=== DATA EXCERPTS ===

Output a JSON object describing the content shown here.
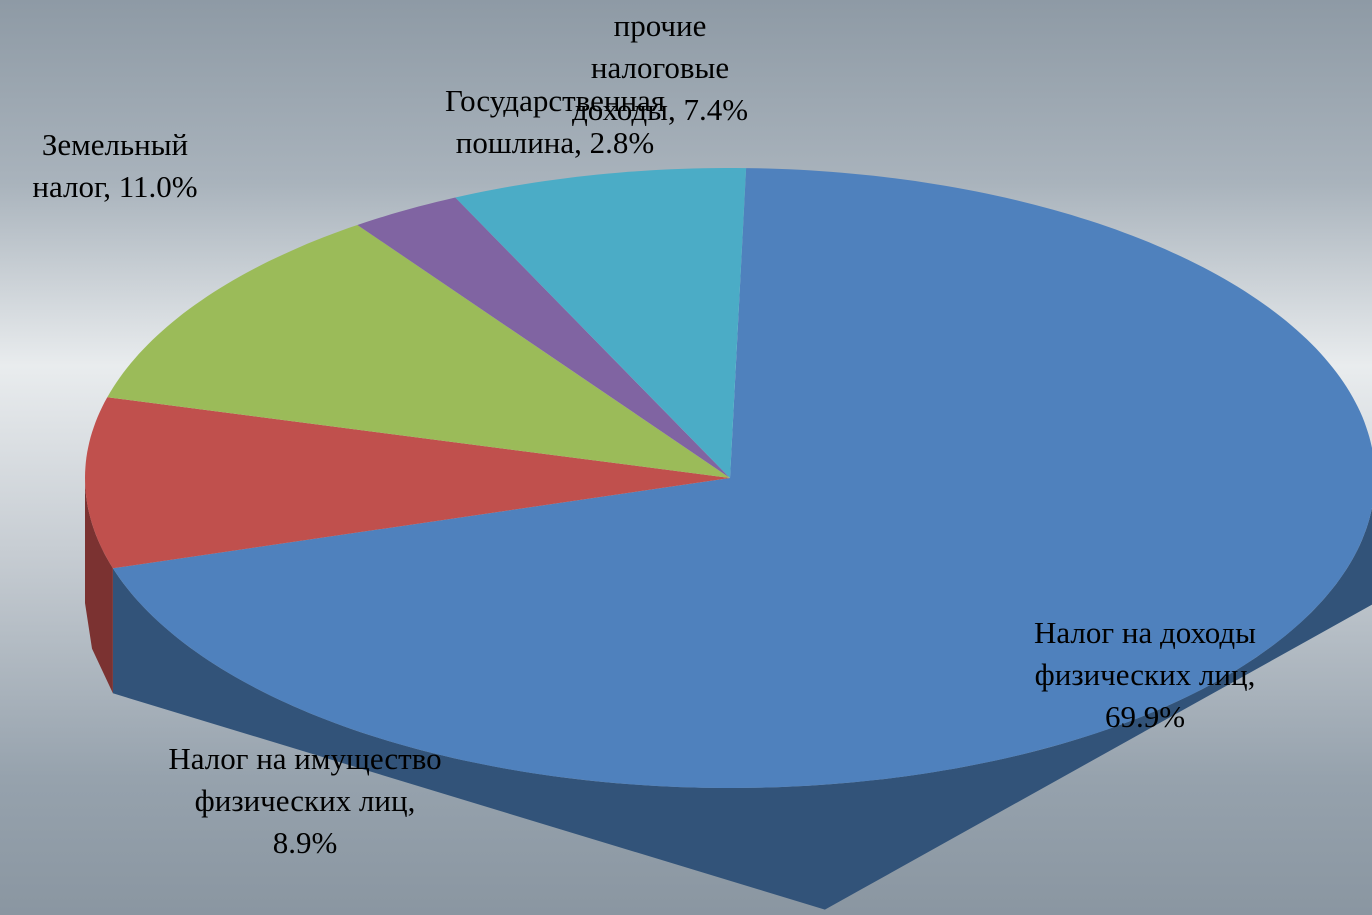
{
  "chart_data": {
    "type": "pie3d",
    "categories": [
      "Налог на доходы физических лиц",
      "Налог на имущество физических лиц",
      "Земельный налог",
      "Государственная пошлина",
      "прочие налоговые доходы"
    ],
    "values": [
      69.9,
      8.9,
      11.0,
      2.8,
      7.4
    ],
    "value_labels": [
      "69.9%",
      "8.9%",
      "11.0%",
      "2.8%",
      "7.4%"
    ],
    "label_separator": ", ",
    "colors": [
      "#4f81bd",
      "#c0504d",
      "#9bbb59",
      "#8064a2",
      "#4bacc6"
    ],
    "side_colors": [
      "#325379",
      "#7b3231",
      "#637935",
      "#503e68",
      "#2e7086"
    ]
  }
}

===

Search the listing for the word "доходы". Copy every line in which it occurs.

» THE OUTPUT
      "Налог на доходы физических лиц",
      "прочие налоговые доходы"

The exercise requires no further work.